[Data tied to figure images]

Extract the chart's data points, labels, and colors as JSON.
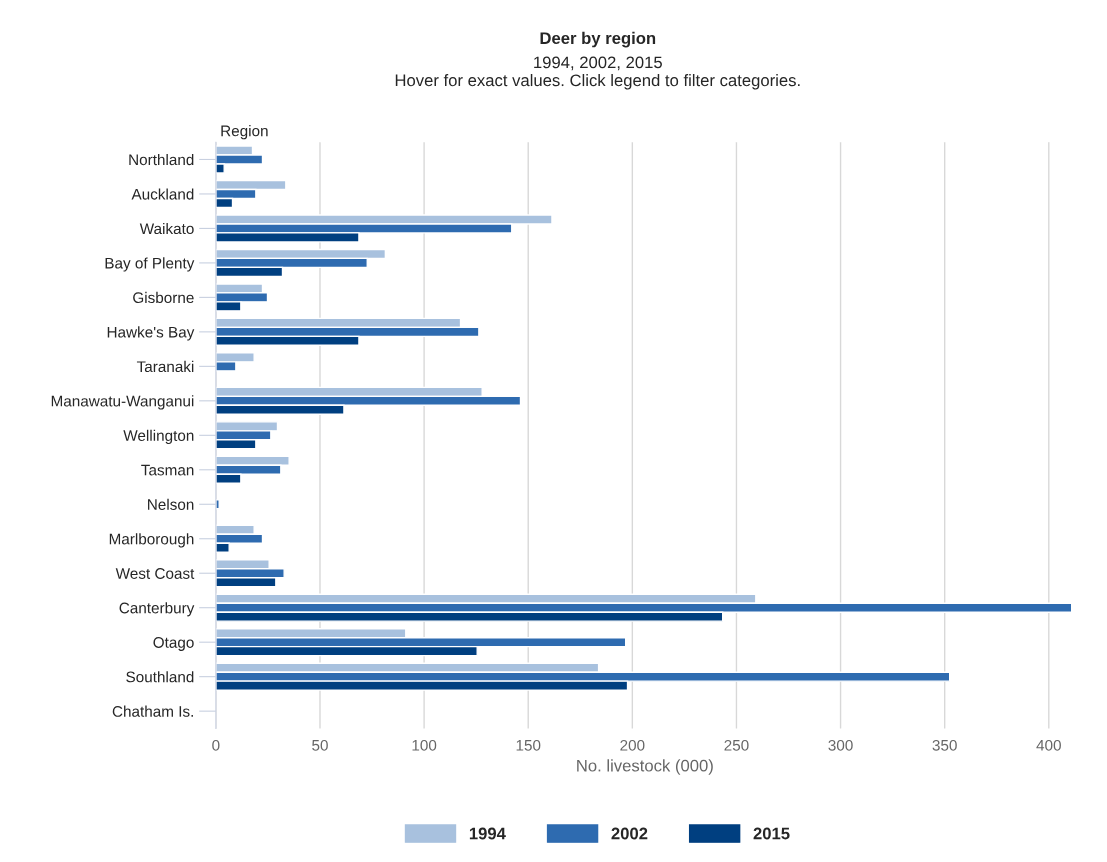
{
  "chart_data": {
    "type": "bar",
    "orientation": "horizontal",
    "title": "Deer by region",
    "subtitle": "1994, 2002, 2015\nHover for exact values. Click legend to filter categories.",
    "ylabel": "Region",
    "xlabel": "No. livestock (000)",
    "categories": [
      "Northland",
      "Auckland",
      "Waikato",
      "Bay of Plenty",
      "Gisborne",
      "Hawke's Bay",
      "Taranaki",
      "Manawatu-Wanganui",
      "Wellington",
      "Tasman",
      "Nelson",
      "Marlborough",
      "West Coast",
      "Canterbury",
      "Otago",
      "Southland",
      "Chatham Is."
    ],
    "series": [
      {
        "name": "1994",
        "color": "#a8c1de",
        "values": [
          17.6,
          33.6,
          161.4,
          81.4,
          22.4,
          117.5,
          18.4,
          127.9,
          29.6,
          35.2,
          null,
          18.4,
          25.6,
          259.3,
          91.2,
          183.8,
          null
        ]
      },
      {
        "name": "2002",
        "color": "#2e6bb0",
        "values": [
          22.4,
          19.2,
          142.1,
          72.7,
          24.8,
          126.3,
          9.6,
          146.3,
          26.4,
          31.2,
          1.6,
          22.4,
          32.8,
          411,
          196.8,
          352.4,
          null
        ]
      },
      {
        "name": "2015",
        "color": "#003f80",
        "values": [
          4.0,
          8.0,
          68.7,
          32.0,
          12.0,
          68.7,
          null,
          61.5,
          19.2,
          12.0,
          null,
          6.4,
          28.8,
          243.4,
          125.5,
          197.7,
          null
        ]
      }
    ],
    "xlim": [
      0,
      412
    ],
    "xticks": [
      0,
      50,
      100,
      150,
      200,
      250,
      300,
      350,
      400
    ],
    "grid": "x",
    "legend": "bottom"
  }
}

EXERCISE DETAILS: Reproduce the listing word for word and omit its pictures.

ANSWER BELOW:
Extract the chart's data points, labels, and colors as JSON.
{
  "chart_data": {
    "type": "bar",
    "orientation": "horizontal",
    "title": "Deer by region",
    "subtitle": "1994, 2002, 2015\nHover for exact values. Click legend to filter categories.",
    "ylabel": "Region",
    "xlabel": "No. livestock (000)",
    "categories": [
      "Northland",
      "Auckland",
      "Waikato",
      "Bay of Plenty",
      "Gisborne",
      "Hawke's Bay",
      "Taranaki",
      "Manawatu-Wanganui",
      "Wellington",
      "Tasman",
      "Nelson",
      "Marlborough",
      "West Coast",
      "Canterbury",
      "Otago",
      "Southland",
      "Chatham Is."
    ],
    "series": [
      {
        "name": "1994",
        "color": "#a8c1de",
        "values": [
          17.6,
          33.6,
          161.4,
          81.4,
          22.4,
          117.5,
          18.4,
          127.9,
          29.6,
          35.2,
          null,
          18.4,
          25.6,
          259.3,
          91.2,
          183.8,
          null
        ]
      },
      {
        "name": "2002",
        "color": "#2e6bb0",
        "values": [
          22.4,
          19.2,
          142.1,
          72.7,
          24.8,
          126.3,
          9.6,
          146.3,
          26.4,
          31.2,
          1.6,
          22.4,
          32.8,
          411,
          196.8,
          352.4,
          null
        ]
      },
      {
        "name": "2015",
        "color": "#003f80",
        "values": [
          4.0,
          8.0,
          68.7,
          32.0,
          12.0,
          68.7,
          null,
          61.5,
          19.2,
          12.0,
          null,
          6.4,
          28.8,
          243.4,
          125.5,
          197.7,
          null
        ]
      }
    ],
    "xlim": [
      0,
      412
    ],
    "xticks": [
      0,
      50,
      100,
      150,
      200,
      250,
      300,
      350,
      400
    ],
    "grid": "x",
    "legend": "bottom"
  }
}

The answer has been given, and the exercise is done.